What the task asks: Return all of the data exactly, with nothing left out but the pictures.

#####

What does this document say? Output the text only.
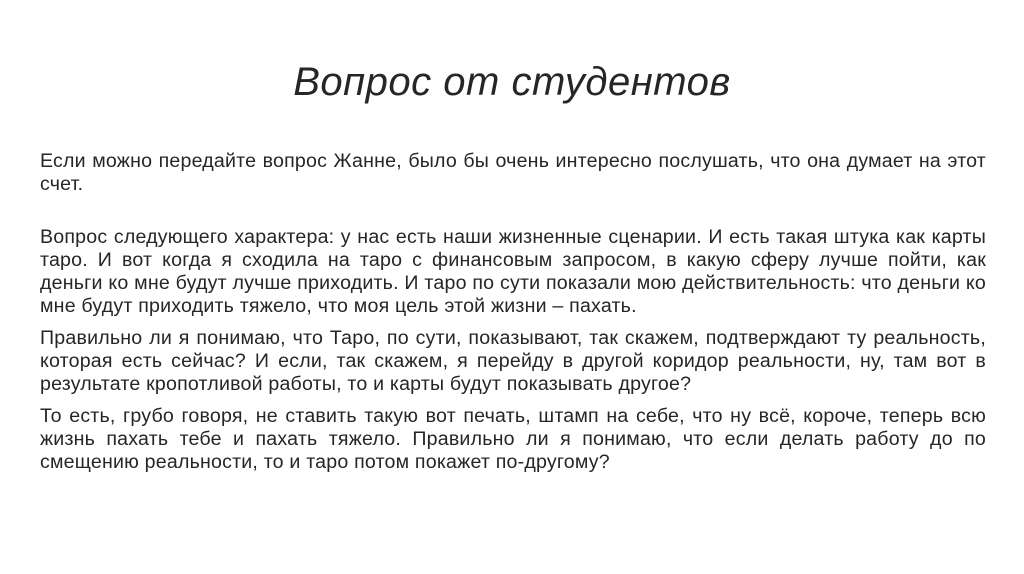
Вопрос от студентов

Если можно передайте вопрос Жанне, было бы очень интересно послушать, что она думает на этот счет.

Вопрос следующего характера: у нас есть наши жизненные сценарии. И есть такая штука как карты таро. И вот когда я сходила на таро с финансовым запросом, в какую сферу лучше пойти, как деньги ко мне будут лучше приходить. И таро по сути показали мою действительность: что деньги ко мне будут приходить тяжело, что моя цель этой жизни – пахать.

Правильно ли я понимаю, что Таро, по сути, показывают, так скажем, подтверждают ту реальность, которая есть сейчас? И если, так скажем, я перейду в другой коридор реальности, ну, там вот в результате кропотливой работы, то и карты будут показывать другое?

То есть, грубо говоря, не ставить такую вот печать, штамп на себе, что ну всё, короче, теперь всю жизнь пахать тебе и пахать тяжело. Правильно ли я понимаю, что если делать работу до по смещению реальности, то и таро потом покажет по-другому?
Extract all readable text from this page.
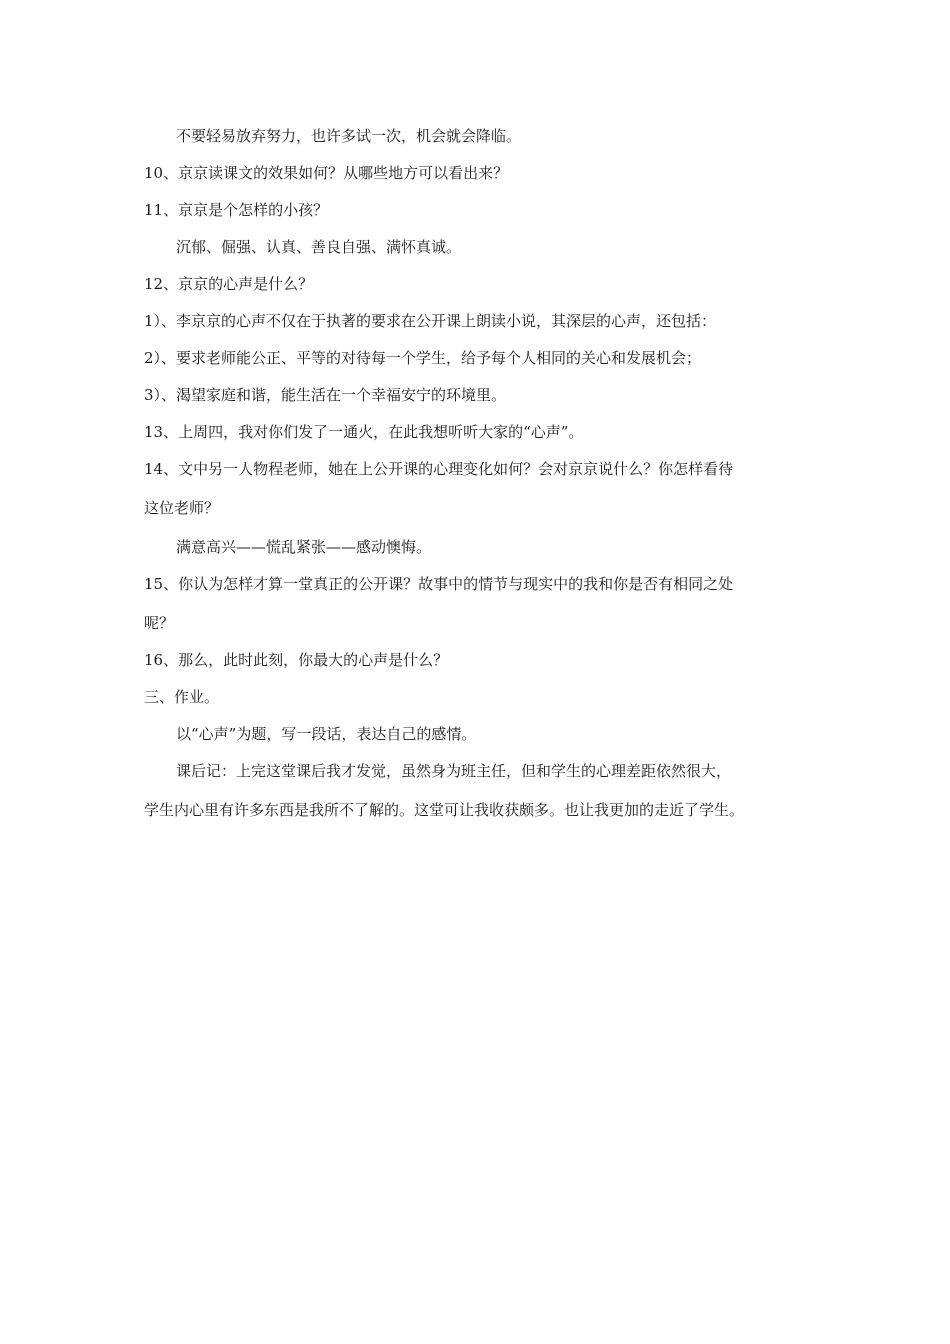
不要轻易放弃努力，也许多试一次，机会就会降临。
10、京京读课文的效果如何？从哪些地方可以看出来？
11、京京是个怎样的小孩？
沉郁、倔强、认真、善良自强、满怀真诚。
12、京京的心声是什么？
1）、李京京的心声不仅在于执著的要求在公开课上朗读小说，其深层的心声，还包括：
2）、要求老师能公正、平等的对待每一个学生，给予每个人相同的关心和发展机会；
3）、渴望家庭和谐，能生活在一个幸福安宁的环境里。
13、上周四，我对你们发了一通火，在此我想听听大家的“心声”。
14、文中另一人物程老师，她在上公开课的心理变化如何？会对京京说什么？你怎样看待
这位老师？
满意高兴——慌乱紧张——感动懊悔。
15、你认为怎样才算一堂真正的公开课？故事中的情节与现实中的我和你是否有相同之处
呢？
16、那么，此时此刻，你最大的心声是什么？
三、作业。
以“心声”为题，写一段话，表达自己的感情。
课后记：上完这堂课后我才发觉，虽然身为班主任，但和学生的心理差距依然很大，
学生内心里有许多东西是我所不了解的。这堂可让我收获颇多。也让我更加的走近了学生。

#####

Solution to this exercise:
What does this document say? Output the text only.
Вопрос от студентов

Если можно передайте вопрос Жанне, было бы очень интересно послушать, что она думает на этот счет.

Вопрос следующего характера: у нас есть наши жизненные сценарии. И есть такая штука как карты таро. И вот когда я сходила на таро с финансовым запросом, в какую сферу лучше пойти, как деньги ко мне будут лучше приходить. И таро по сути показали мою действительность: что деньги ко мне будут приходить тяжело, что моя цель этой жизни – пахать.

Правильно ли я понимаю, что Таро, по сути, показывают, так скажем, подтверждают ту реальность, которая есть сейчас? И если, так скажем, я перейду в другой коридор реальности, ну, там вот в результате кропотливой работы, то и карты будут показывать другое?

То есть, грубо говоря, не ставить такую вот печать, штамп на себе, что ну всё, короче, теперь всю жизнь пахать тебе и пахать тяжело. Правильно ли я понимаю, что если делать работу до по смещению реальности, то и таро потом покажет по-другому?
Extract all readable text from this page.
不要轻易放弃努力，也许多试一次，机会就会降临。
10、京京读课文的效果如何？从哪些地方可以看出来？
11、京京是个怎样的小孩？
沉郁、倔强、认真、善良自强、满怀真诚。
12、京京的心声是什么？
1）、李京京的心声不仅在于执著的要求在公开课上朗读小说，其深层的心声，还包括：
2）、要求老师能公正、平等的对待每一个学生，给予每个人相同的关心和发展机会；
3）、渴望家庭和谐，能生活在一个幸福安宁的环境里。
13、上周四，我对你们发了一通火，在此我想听听大家的“心声”。
14、文中另一人物程老师，她在上公开课的心理变化如何？会对京京说什么？你怎样看待
这位老师？
满意高兴——慌乱紧张——感动懊悔。
15、你认为怎样才算一堂真正的公开课？故事中的情节与现实中的我和你是否有相同之处
呢？
16、那么，此时此刻，你最大的心声是什么？
三、作业。
以“心声”为题，写一段话，表达自己的感情。
课后记：上完这堂课后我才发觉，虽然身为班主任，但和学生的心理差距依然很大，
学生内心里有许多东西是我所不了解的。这堂可让我收获颇多。也让我更加的走近了学生。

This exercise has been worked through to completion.